What is expected :: Reproduce the material word for word; the images stay out.
- - - - - - -
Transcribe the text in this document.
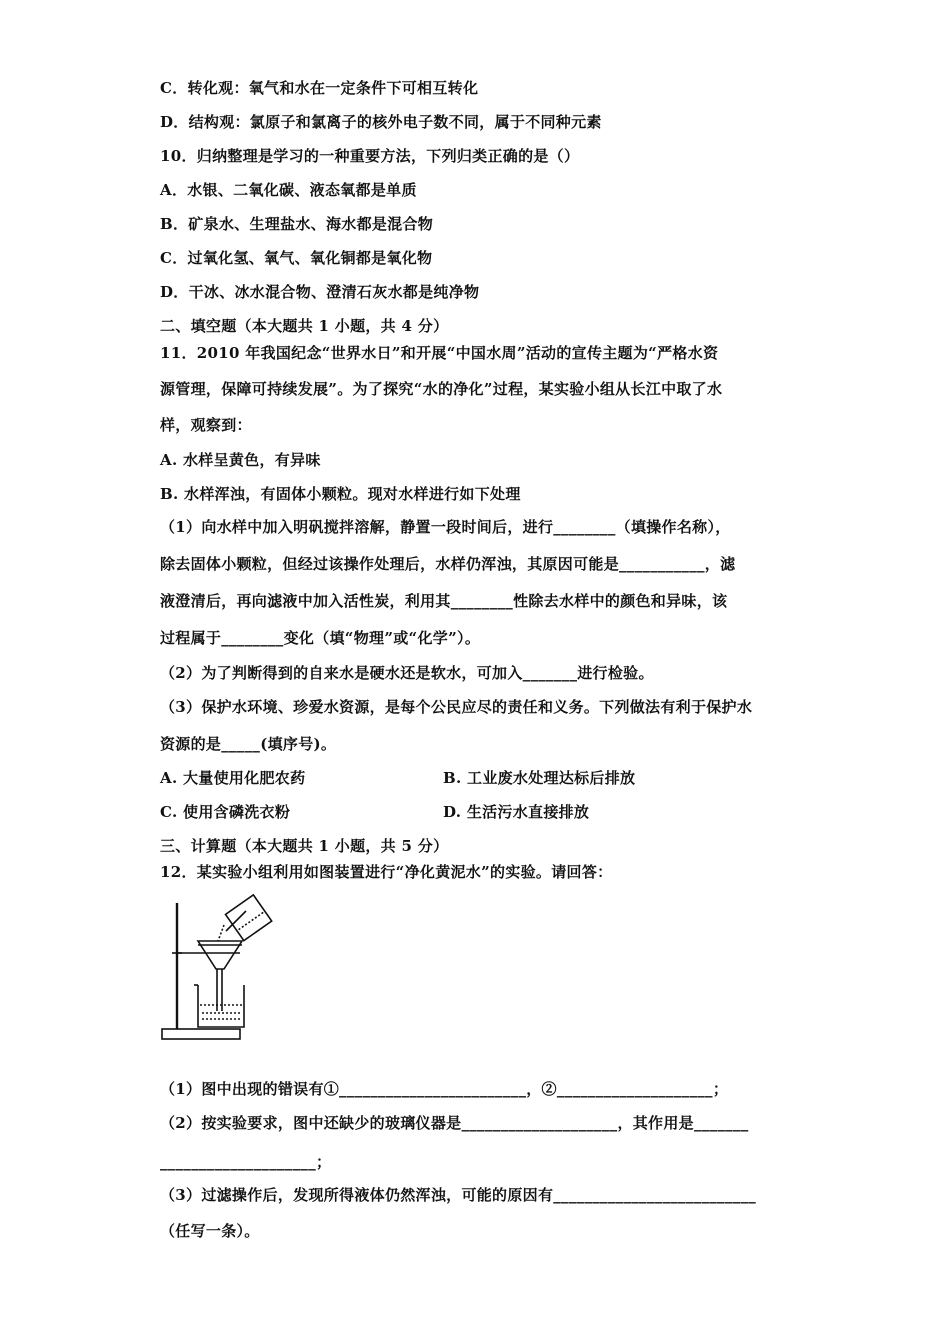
C．转化观：氧气和水在一定条件下可相互转化
D．结构观：氯原子和氯离子的核外电子数不同，属于不同种元素
10．归纳整理是学习的一种重要方法，下列归类正确的是（）
A．水银、二氧化碳、液态氧都是单质
B．矿泉水、生理盐水、海水都是混合物
C．过氧化氢、氧气、氧化铜都是氧化物
D．干冰、冰水混合物、澄清石灰水都是纯净物
二、填空题（本大题共 1 小题，共 4 分）
11．2010 年我国纪念“世界水日”和开展“中国水周”活动的宣传主题为“严格水资
源管理，保障可持续发展”。为了探究“水的净化”过程，某实验小组从长江中取了水
样，观察到：
A. 水样呈黄色，有异味
B. 水样浑浊，有固体小颗粒。现对水样进行如下处理
（1）向水样中加入明矾搅拌溶解，静置一段时间后，进行________（填操作名称），
除去固体小颗粒，但经过该操作处理后，水样仍浑浊，其原因可能是___________，滤
液澄清后，再向滤液中加入活性炭，利用其________性除去水样中的颜色和异味，该
过程属于________变化（填“物理”或“化学”）。
（2）为了判断得到的自来水是硬水还是软水，可加入_______进行检验。
（3）保护水环境、珍爱水资源，是每个公民应尽的责任和义务。下列做法有利于保护水
资源的是_____(填序号)。
A. 大量使用化肥农药	B. 工业废水处理达标后排放
C. 使用含磷洗衣粉	D. 生活污水直接排放
三、计算题（本大题共 1 小题，共 5 分）
12．某实验小组利用如图装置进行“净化黄泥水”的实验。请回答：
（1）图中出现的错误有①________________________，②____________________；
（2）按实验要求，图中还缺少的玻璃仪器是____________________，其作用是_______
____________________；
（3）过滤操作后，发现所得液体仍然浑浊，可能的原因有__________________________
（任写一条）。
- - - - - - -
Answer to the task ::
Transcribe the text in this document.
C．转化观：氧气和水在一定条件下可相互转化
D．结构观：氯原子和氯离子的核外电子数不同，属于不同种元素
10．归纳整理是学习的一种重要方法，下列归类正确的是（）
A．水银、二氧化碳、液态氧都是单质
B．矿泉水、生理盐水、海水都是混合物
C．过氧化氢、氧气、氧化铜都是氧化物
D．干冰、冰水混合物、澄清石灰水都是纯净物
二、填空题（本大题共 1 小题，共 4 分）
11．2010 年我国纪念“世界水日”和开展“中国水周”活动的宣传主题为“严格水资
源管理，保障可持续发展”。为了探究“水的净化”过程，某实验小组从长江中取了水
样，观察到：
A. 水样呈黄色，有异味
B. 水样浑浊，有固体小颗粒。现对水样进行如下处理
（1）向水样中加入明矾搅拌溶解，静置一段时间后，进行________（填操作名称），
除去固体小颗粒，但经过该操作处理后，水样仍浑浊，其原因可能是___________，滤
液澄清后，再向滤液中加入活性炭，利用其________性除去水样中的颜色和异味，该
过程属于________变化（填“物理”或“化学”）。
（2）为了判断得到的自来水是硬水还是软水，可加入_______进行检验。
（3）保护水环境、珍爱水资源，是每个公民应尽的责任和义务。下列做法有利于保护水
资源的是_____(填序号)。
A. 大量使用化肥农药	B. 工业废水处理达标后排放
C. 使用含磷洗衣粉	D. 生活污水直接排放
三、计算题（本大题共 1 小题，共 5 分）
12．某实验小组利用如图装置进行“净化黄泥水”的实验。请回答：
（1）图中出现的错误有①________________________，②____________________；
（2）按实验要求，图中还缺少的玻璃仪器是____________________，其作用是_______
____________________；
（3）过滤操作后，发现所得液体仍然浑浊，可能的原因有__________________________
（任写一条）。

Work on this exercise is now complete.